Exercise data:
..............................
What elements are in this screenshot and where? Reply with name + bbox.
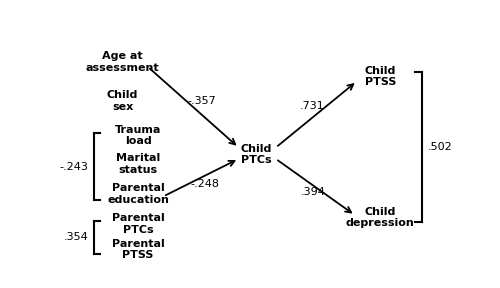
Text: Marital
status: Marital status (116, 154, 160, 175)
Text: Parental
PTCs: Parental PTCs (112, 213, 164, 235)
Text: Child
PTCs: Child PTCs (240, 143, 272, 165)
Text: Age at
assessment: Age at assessment (86, 52, 160, 73)
Text: -.248: -.248 (190, 179, 220, 189)
Text: Child
sex: Child sex (107, 90, 138, 112)
Text: .354: .354 (64, 232, 88, 242)
Text: .502: .502 (428, 142, 452, 152)
Text: -.243: -.243 (59, 162, 88, 172)
Text: Parental
education: Parental education (107, 183, 169, 205)
Text: Child
PTSS: Child PTSS (364, 66, 396, 88)
Text: Child
depression: Child depression (346, 207, 414, 228)
Text: .394: .394 (301, 187, 326, 197)
Text: Trauma
load: Trauma load (115, 125, 161, 146)
Text: Parental
PTSS: Parental PTSS (112, 239, 164, 260)
Text: -.357: -.357 (188, 96, 216, 106)
Text: .731: .731 (300, 101, 325, 111)
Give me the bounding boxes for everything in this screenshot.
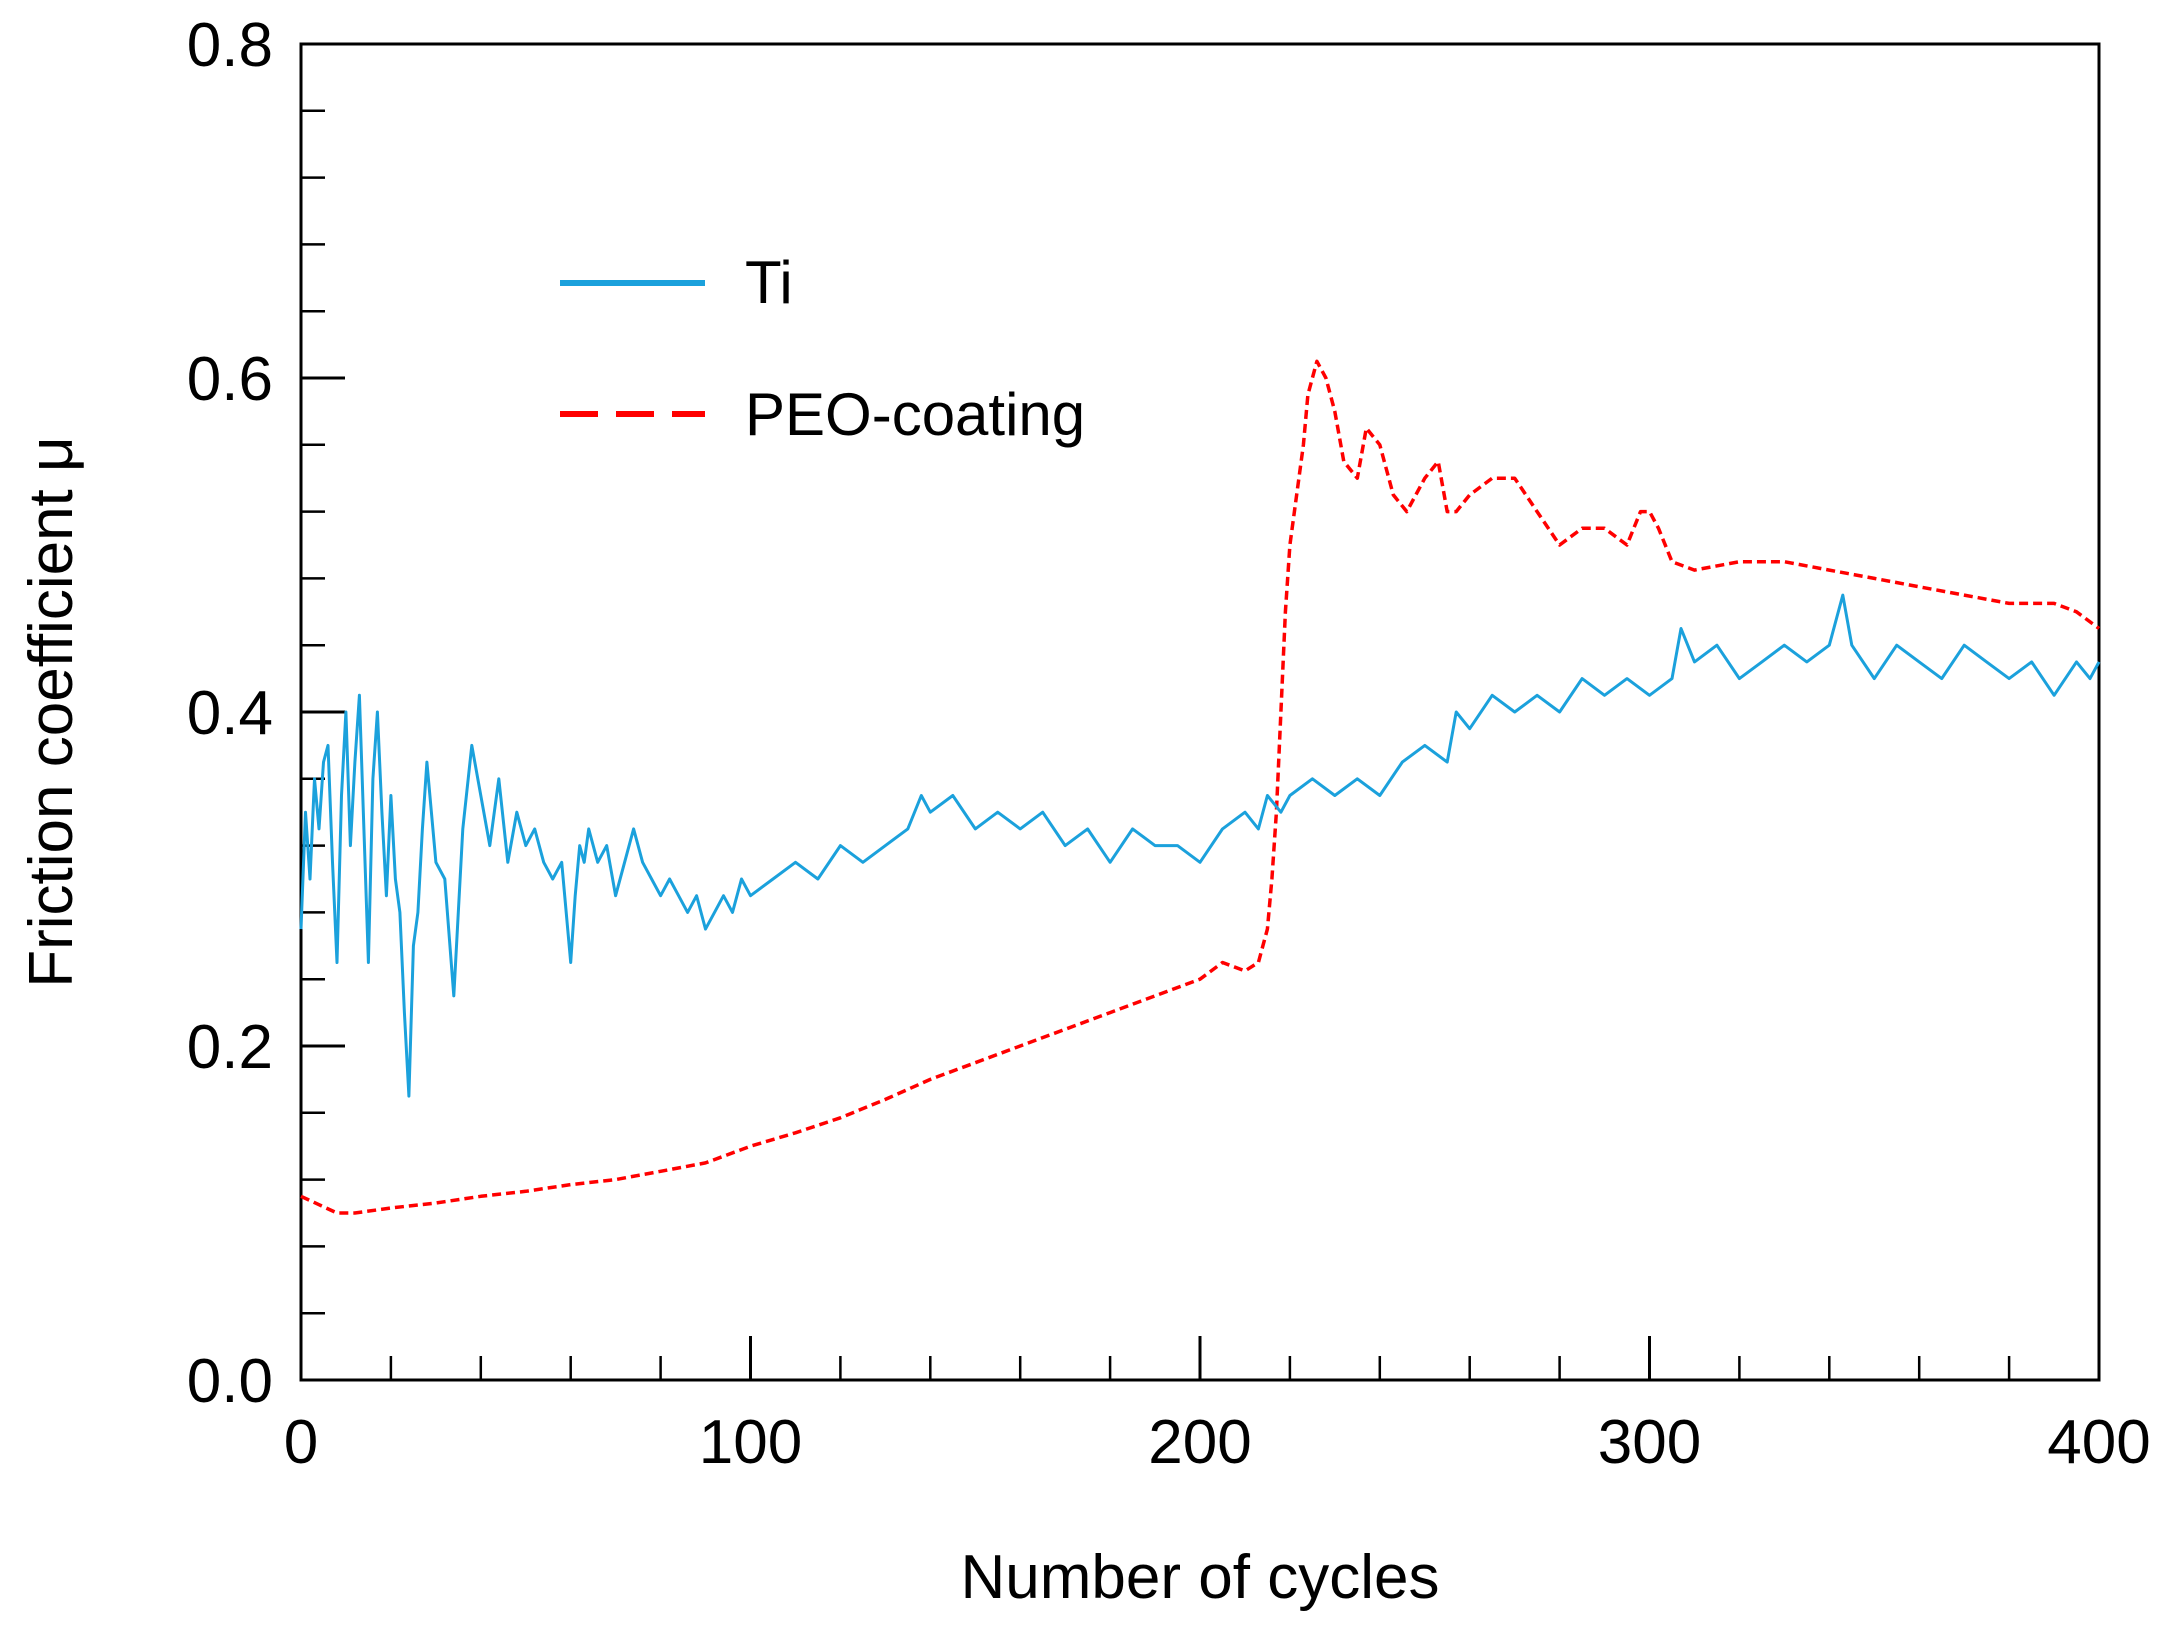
..............................
What is being asked: Reproduce, unchanged, the part of the material that opens with the line containing "Text: Marital" and closes with the line containing "Text: .354: .354 (64, 232, 88, 242)", including both of those lines.

Output for this exercise:
Text: Marital
status: Marital status (116, 154, 160, 175)
Text: Parental
PTCs: Parental PTCs (112, 213, 164, 235)
Text: Child
PTCs: Child PTCs (240, 143, 272, 165)
Text: Age at
assessment: Age at assessment (86, 52, 160, 73)
Text: -.248: -.248 (190, 179, 220, 189)
Text: Child
sex: Child sex (107, 90, 138, 112)
Text: .354: .354 (64, 232, 88, 242)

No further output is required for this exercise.